To do ->
Rewrite the entries below, replacing "divider" with "horizontal-rule" and keeping everything else unchanged. Leave the pictures out.

## Begin

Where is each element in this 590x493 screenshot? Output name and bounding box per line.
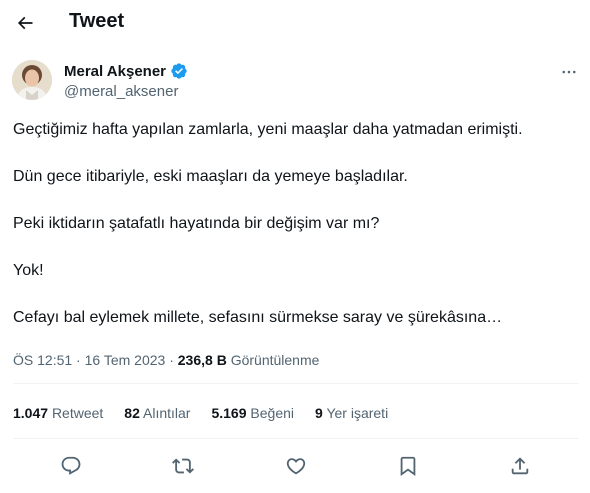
retweets-label: Retweet: [51, 405, 104, 421]
tweet-meta: ÖS 12:51 · 16 Tem 2023 · 236,8 B Görüntü…: [13, 352, 319, 368]
retweet-icon: [172, 458, 194, 474]
views-label: Görüntülenme: [230, 352, 320, 368]
share-icon: [511, 457, 529, 475]
like-button[interactable]: [283, 453, 309, 479]
avatar[interactable]: [12, 60, 52, 100]
tweet-paragraph: Peki iktidarın şatafatlı hayatında bir d…: [13, 215, 380, 232]
meta-separator: ·: [76, 352, 81, 368]
divider: [13, 383, 579, 384]
tweet-text: Geçtiğimiz hafta yapılan zamlarla, yeni …: [13, 118, 573, 330]
quotes-label: Alıntılar: [143, 405, 191, 421]
bookmarks-stat[interactable]: 9 Yer işareti: [315, 405, 388, 421]
like-icon: [286, 458, 306, 475]
retweet-button[interactable]: [170, 453, 196, 479]
likes-count: 5.169: [211, 405, 247, 421]
tweet-stats: 1.047 Retweet 82 Alıntılar 5.169 Beğeni …: [13, 405, 409, 421]
more-options-button[interactable]: [556, 60, 582, 84]
quotes-stat[interactable]: 82 Alıntılar: [124, 405, 190, 421]
meta-separator: ·: [169, 352, 174, 368]
reply-icon: [61, 456, 81, 475]
views-count: 236,8 B: [177, 352, 227, 368]
tweet-paragraph: Yok!: [13, 262, 44, 279]
back-button[interactable]: [10, 8, 40, 38]
page-title: Tweet: [69, 10, 125, 32]
likes-stat[interactable]: 5.169 Beğeni: [211, 405, 294, 421]
share-button[interactable]: [507, 453, 533, 479]
tweet-paragraph: Cefayı bal eylemek millete, sefasını sür…: [13, 309, 503, 326]
tweet-time[interactable]: ÖS 12:51: [13, 352, 72, 368]
verified-badge-icon: [171, 63, 187, 79]
likes-label: Beğeni: [250, 405, 294, 421]
tweet-paragraph: Dün gece itibariyle, eski maaşları da ye…: [13, 168, 408, 185]
bookmark-icon: [400, 456, 416, 477]
tweet-paragraph: Geçtiğimiz hafta yapılan zamlarla, yeni …: [13, 121, 523, 138]
bookmark-button[interactable]: [395, 453, 421, 479]
author-handle[interactable]: @meral_aksener: [64, 83, 178, 100]
more-horizontal-icon: [562, 70, 576, 74]
bookmarks-label: Yer işareti: [326, 405, 389, 421]
avatar-image: [12, 60, 52, 100]
top-bar: Tweet: [0, 0, 590, 48]
bookmarks-count: 9: [315, 405, 323, 421]
retweets-stat[interactable]: 1.047 Retweet: [13, 405, 103, 421]
retweets-count: 1.047: [13, 405, 49, 421]
tweet-date[interactable]: 16 Tem 2023: [85, 352, 166, 368]
author-name[interactable]: Meral Akşener: [64, 62, 188, 80]
quotes-count: 82: [124, 405, 140, 421]
reply-button[interactable]: [58, 453, 84, 479]
author-name-text: Meral Akşener: [64, 62, 166, 80]
arrow-left-icon: [17, 16, 33, 30]
divider: [13, 438, 579, 439]
action-bar: [0, 450, 590, 480]
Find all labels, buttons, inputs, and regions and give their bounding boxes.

## End

The reply ->
Where is each element in this 590x493 screenshot? Output name and bounding box per line.
retweets-label: Retweet: [51, 405, 104, 421]
tweet-meta: ÖS 12:51 · 16 Tem 2023 · 236,8 B Görüntü…: [13, 352, 319, 368]
retweet-icon: [172, 458, 194, 474]
views-label: Görüntülenme: [230, 352, 320, 368]
share-icon: [511, 457, 529, 475]
like-button[interactable]: [283, 453, 309, 479]
avatar[interactable]: [12, 60, 52, 100]
tweet-paragraph: Peki iktidarın şatafatlı hayatında bir d…: [13, 215, 380, 232]
meta-separator: ·: [76, 352, 81, 368]
horizontal-rule: [13, 383, 579, 384]
tweet-text: Geçtiğimiz hafta yapılan zamlarla, yeni …: [13, 118, 573, 330]
quotes-label: Alıntılar: [143, 405, 191, 421]
bookmarks-stat[interactable]: 9 Yer işareti: [315, 405, 388, 421]
like-icon: [286, 458, 306, 475]
retweet-button[interactable]: [170, 453, 196, 479]
likes-count: 5.169: [211, 405, 247, 421]
tweet-stats: 1.047 Retweet 82 Alıntılar 5.169 Beğeni …: [13, 405, 409, 421]
more-options-button[interactable]: [556, 60, 582, 84]
quotes-stat[interactable]: 82 Alıntılar: [124, 405, 190, 421]
meta-separator: ·: [169, 352, 174, 368]
reply-icon: [61, 456, 81, 475]
views-count: 236,8 B: [177, 352, 227, 368]
tweet-paragraph: Yok!: [13, 262, 44, 279]
back-button[interactable]: [10, 8, 40, 38]
page-title: Tweet: [69, 10, 125, 32]
likes-stat[interactable]: 5.169 Beğeni: [211, 405, 294, 421]
share-button[interactable]: [507, 453, 533, 479]
tweet-paragraph: Cefayı bal eylemek millete, sefasını sür…: [13, 309, 503, 326]
tweet-time[interactable]: ÖS 12:51: [13, 352, 72, 368]
verified-badge-icon: [171, 63, 187, 79]
likes-label: Beğeni: [250, 405, 294, 421]
tweet-paragraph: Dün gece itibariyle, eski maaşları da ye…: [13, 168, 408, 185]
bookmark-icon: [400, 456, 416, 477]
tweet-paragraph: Geçtiğimiz hafta yapılan zamlarla, yeni …: [13, 121, 523, 138]
bookmark-button[interactable]: [395, 453, 421, 479]
author-handle[interactable]: @meral_aksener: [64, 83, 178, 100]
more-horizontal-icon: [562, 70, 576, 74]
bookmarks-label: Yer işareti: [326, 405, 389, 421]
avatar-image: [12, 60, 52, 100]
top-bar: Tweet: [0, 0, 590, 48]
bookmarks-count: 9: [315, 405, 323, 421]
retweets-stat[interactable]: 1.047 Retweet: [13, 405, 103, 421]
retweets-count: 1.047: [13, 405, 49, 421]
tweet-date[interactable]: 16 Tem 2023: [85, 352, 166, 368]
author-name[interactable]: Meral Akşener: [64, 62, 188, 80]
quotes-count: 82: [124, 405, 140, 421]
reply-button[interactable]: [58, 453, 84, 479]
author-name-text: Meral Akşener: [64, 62, 166, 80]
arrow-left-icon: [17, 16, 33, 30]
horizontal-rule: [13, 438, 579, 439]
action-bar: [0, 450, 590, 480]
Find all labels, buttons, inputs, and regions and give their bounding boxes.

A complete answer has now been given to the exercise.